======== Stored data

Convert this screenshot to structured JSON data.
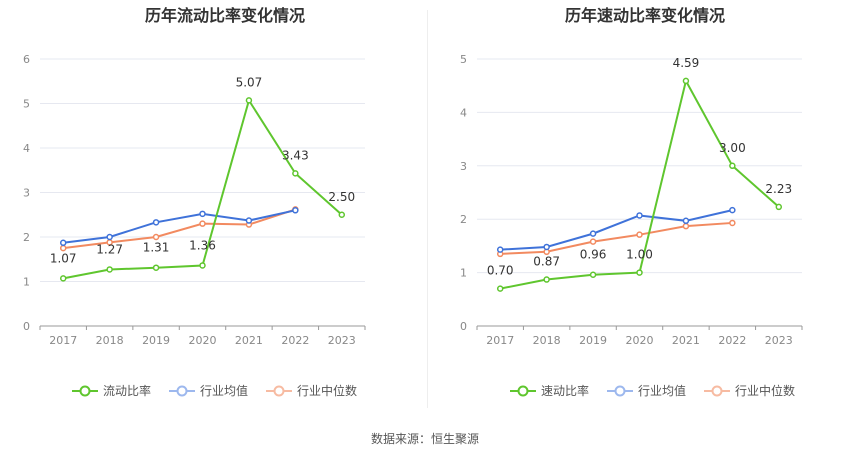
{
  "source": "数据来源：恒生聚源",
  "legend": {
    "chart1": [
      "流动比率",
      "行业均值",
      "行业中位数"
    ],
    "chart2": [
      "速动比率",
      "行业均值",
      "行业中位数"
    ]
  },
  "colors": {
    "company": "#5fc62e",
    "mean": "#3f72d9",
    "median": "#f28a60",
    "grid": "#e6e8f0",
    "axis": "#888888"
  },
  "chart_data": [
    {
      "type": "line",
      "title": "历年流动比率变化情况",
      "categories": [
        "2017",
        "2018",
        "2019",
        "2020",
        "2021",
        "2022",
        "2023"
      ],
      "ylim": [
        0,
        6
      ],
      "yticks": [
        0,
        1,
        2,
        3,
        4,
        5,
        6
      ],
      "series": [
        {
          "name": "流动比率",
          "values": [
            1.07,
            1.27,
            1.31,
            1.36,
            5.07,
            3.43,
            2.5
          ],
          "labels": [
            "1.07",
            "1.27",
            "1.31",
            "1.36",
            "5.07",
            "3.43",
            "2.50"
          ]
        },
        {
          "name": "行业均值",
          "values": [
            1.87,
            2.0,
            2.33,
            2.52,
            2.37,
            2.6,
            null
          ]
        },
        {
          "name": "行业中位数",
          "values": [
            1.75,
            1.88,
            2.0,
            2.3,
            2.28,
            2.62,
            null
          ]
        }
      ]
    },
    {
      "type": "line",
      "title": "历年速动比率变化情况",
      "categories": [
        "2017",
        "2018",
        "2019",
        "2020",
        "2021",
        "2022",
        "2023"
      ],
      "ylim": [
        0,
        5
      ],
      "yticks": [
        0,
        1,
        2,
        3,
        4,
        5
      ],
      "series": [
        {
          "name": "速动比率",
          "values": [
            0.7,
            0.87,
            0.96,
            1.0,
            4.59,
            3.0,
            2.23
          ],
          "labels": [
            "0.70",
            "0.87",
            "0.96",
            "1.00",
            "4.59",
            "3.00",
            "2.23"
          ]
        },
        {
          "name": "行业均值",
          "values": [
            1.43,
            1.48,
            1.73,
            2.07,
            1.97,
            2.17,
            null
          ]
        },
        {
          "name": "行业中位数",
          "values": [
            1.35,
            1.39,
            1.58,
            1.71,
            1.87,
            1.93,
            null
          ]
        }
      ]
    }
  ]
}
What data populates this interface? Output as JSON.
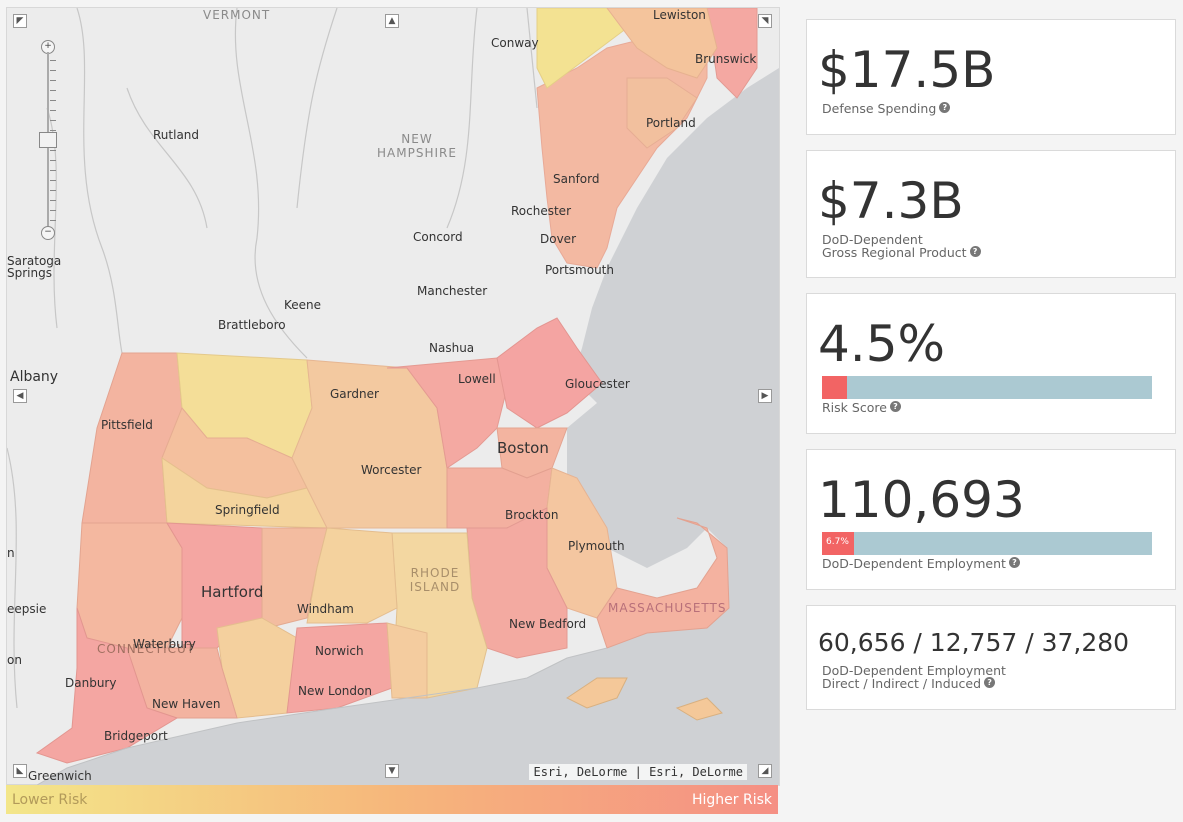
{
  "map": {
    "states": {
      "vermont": "VERMONT",
      "new_hampshire": [
        "NEW",
        "HAMPSHIRE"
      ],
      "rhode_island": [
        "RHODE",
        "ISLAND"
      ],
      "massachusetts": "MASSACHUSETTS",
      "connecticut": "CONNECTICUT"
    },
    "cities": {
      "lewiston": "Lewiston",
      "conway": "Conway",
      "brunswick": "Brunswick",
      "rutland": "Rutland",
      "portland": "Portland",
      "sanford": "Sanford",
      "rochester": "Rochester",
      "concord": "Concord",
      "dover": "Dover",
      "portsmouth": "Portsmouth",
      "saratoga": [
        "Saratoga",
        "Springs"
      ],
      "keene": "Keene",
      "manchester": "Manchester",
      "brattleboro": "Brattleboro",
      "nashua": "Nashua",
      "albany": "Albany",
      "lowell": "Lowell",
      "gloucester": "Gloucester",
      "gardner": "Gardner",
      "pittsfield": "Pittsfield",
      "boston": "Boston",
      "worcester": "Worcester",
      "springfield": "Springfield",
      "brockton": "Brockton",
      "plymouth": "Plymouth",
      "hartford": "Hartford",
      "windham": "Windham",
      "waterbury": "Waterbury",
      "new_bedford": "New Bedford",
      "norwich": "Norwich",
      "danbury": "Danbury",
      "new_london": "New London",
      "new_haven": "New Haven",
      "bridgeport": "Bridgeport",
      "greenwich": "Greenwich",
      "edge_n": "n",
      "edge_eepsie": "eepsie",
      "edge_on": "on"
    },
    "attribution": "Esri, DeLorme | Esri, DeLorme",
    "icons": {
      "pan_nw": "arrow-nw-icon",
      "pan_n": "arrow-up-icon",
      "pan_ne": "arrow-ne-icon",
      "pan_w": "arrow-left-icon",
      "pan_e": "arrow-right-icon",
      "pan_sw": "arrow-sw-icon",
      "pan_s": "arrow-down-icon",
      "pan_se": "arrow-se-icon"
    }
  },
  "legend": {
    "low": "Lower Risk",
    "high": "Higher Risk",
    "colors": {
      "low": "#f3e68a",
      "mid": "#f6b77b",
      "high": "#f58f84"
    }
  },
  "stats": {
    "defense_spending": {
      "value": "$17.5B",
      "label": "Defense Spending"
    },
    "gross_product": {
      "value": "$7.3B",
      "label_1": "DoD-Dependent",
      "label_2": "Gross Regional Product"
    },
    "risk_score": {
      "value": "4.5%",
      "label": "Risk Score",
      "bar_fraction": 0.075
    },
    "employment": {
      "value": "110,693",
      "label": "DoD-Dependent Employment",
      "bar_text": "6.7%",
      "bar_fraction": 0.067
    },
    "breakdown": {
      "value": "60,656 / 12,757 / 37,280",
      "label_1": "DoD-Dependent Employment",
      "label_2": "Direct / Indirect / Induced"
    }
  },
  "colors": {
    "bar_track": "#abc9d2",
    "bar_fill": "#f26464"
  }
}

================

Repeat the preceding records precisely, and leave every picture out of the copy.

Convert this screenshot to structured JSON data.
{
  "source": "数据来源：恒生聚源",
  "legend": {
    "chart1": [
      "流动比率",
      "行业均值",
      "行业中位数"
    ],
    "chart2": [
      "速动比率",
      "行业均值",
      "行业中位数"
    ]
  },
  "colors": {
    "company": "#5fc62e",
    "mean": "#3f72d9",
    "median": "#f28a60",
    "grid": "#e6e8f0",
    "axis": "#888888"
  },
  "chart_data": [
    {
      "type": "line",
      "title": "历年流动比率变化情况",
      "categories": [
        "2017",
        "2018",
        "2019",
        "2020",
        "2021",
        "2022",
        "2023"
      ],
      "ylim": [
        0,
        6
      ],
      "yticks": [
        0,
        1,
        2,
        3,
        4,
        5,
        6
      ],
      "series": [
        {
          "name": "流动比率",
          "values": [
            1.07,
            1.27,
            1.31,
            1.36,
            5.07,
            3.43,
            2.5
          ],
          "labels": [
            "1.07",
            "1.27",
            "1.31",
            "1.36",
            "5.07",
            "3.43",
            "2.50"
          ]
        },
        {
          "name": "行业均值",
          "values": [
            1.87,
            2.0,
            2.33,
            2.52,
            2.37,
            2.6,
            null
          ]
        },
        {
          "name": "行业中位数",
          "values": [
            1.75,
            1.88,
            2.0,
            2.3,
            2.28,
            2.62,
            null
          ]
        }
      ]
    },
    {
      "type": "line",
      "title": "历年速动比率变化情况",
      "categories": [
        "2017",
        "2018",
        "2019",
        "2020",
        "2021",
        "2022",
        "2023"
      ],
      "ylim": [
        0,
        5
      ],
      "yticks": [
        0,
        1,
        2,
        3,
        4,
        5
      ],
      "series": [
        {
          "name": "速动比率",
          "values": [
            0.7,
            0.87,
            0.96,
            1.0,
            4.59,
            3.0,
            2.23
          ],
          "labels": [
            "0.70",
            "0.87",
            "0.96",
            "1.00",
            "4.59",
            "3.00",
            "2.23"
          ]
        },
        {
          "name": "行业均值",
          "values": [
            1.43,
            1.48,
            1.73,
            2.07,
            1.97,
            2.17,
            null
          ]
        },
        {
          "name": "行业中位数",
          "values": [
            1.35,
            1.39,
            1.58,
            1.71,
            1.87,
            1.93,
            null
          ]
        }
      ]
    }
  ]
}
What data populates this interface? Output as JSON.
{
  "map": {
    "states": {
      "vermont": "VERMONT",
      "new_hampshire": [
        "NEW",
        "HAMPSHIRE"
      ],
      "rhode_island": [
        "RHODE",
        "ISLAND"
      ],
      "massachusetts": "MASSACHUSETTS",
      "connecticut": "CONNECTICUT"
    },
    "cities": {
      "lewiston": "Lewiston",
      "conway": "Conway",
      "brunswick": "Brunswick",
      "rutland": "Rutland",
      "portland": "Portland",
      "sanford": "Sanford",
      "rochester": "Rochester",
      "concord": "Concord",
      "dover": "Dover",
      "portsmouth": "Portsmouth",
      "saratoga": [
        "Saratoga",
        "Springs"
      ],
      "keene": "Keene",
      "manchester": "Manchester",
      "brattleboro": "Brattleboro",
      "nashua": "Nashua",
      "albany": "Albany",
      "lowell": "Lowell",
      "gloucester": "Gloucester",
      "gardner": "Gardner",
      "pittsfield": "Pittsfield",
      "boston": "Boston",
      "worcester": "Worcester",
      "springfield": "Springfield",
      "brockton": "Brockton",
      "plymouth": "Plymouth",
      "hartford": "Hartford",
      "windham": "Windham",
      "waterbury": "Waterbury",
      "new_bedford": "New Bedford",
      "norwich": "Norwich",
      "danbury": "Danbury",
      "new_london": "New London",
      "new_haven": "New Haven",
      "bridgeport": "Bridgeport",
      "greenwich": "Greenwich",
      "edge_n": "n",
      "edge_eepsie": "eepsie",
      "edge_on": "on"
    },
    "attribution": "Esri, DeLorme | Esri, DeLorme",
    "icons": {
      "pan_nw": "arrow-nw-icon",
      "pan_n": "arrow-up-icon",
      "pan_ne": "arrow-ne-icon",
      "pan_w": "arrow-left-icon",
      "pan_e": "arrow-right-icon",
      "pan_sw": "arrow-sw-icon",
      "pan_s": "arrow-down-icon",
      "pan_se": "arrow-se-icon"
    }
  },
  "legend": {
    "low": "Lower Risk",
    "high": "Higher Risk",
    "colors": {
      "low": "#f3e68a",
      "mid": "#f6b77b",
      "high": "#f58f84"
    }
  },
  "stats": {
    "defense_spending": {
      "value": "$17.5B",
      "label": "Defense Spending"
    },
    "gross_product": {
      "value": "$7.3B",
      "label_1": "DoD-Dependent",
      "label_2": "Gross Regional Product"
    },
    "risk_score": {
      "value": "4.5%",
      "label": "Risk Score",
      "bar_fraction": 0.075
    },
    "employment": {
      "value": "110,693",
      "label": "DoD-Dependent Employment",
      "bar_text": "6.7%",
      "bar_fraction": 0.067
    },
    "breakdown": {
      "value": "60,656 / 12,757 / 37,280",
      "label_1": "DoD-Dependent Employment",
      "label_2": "Direct / Indirect / Induced"
    }
  },
  "colors": {
    "bar_track": "#abc9d2",
    "bar_fill": "#f26464"
  }
}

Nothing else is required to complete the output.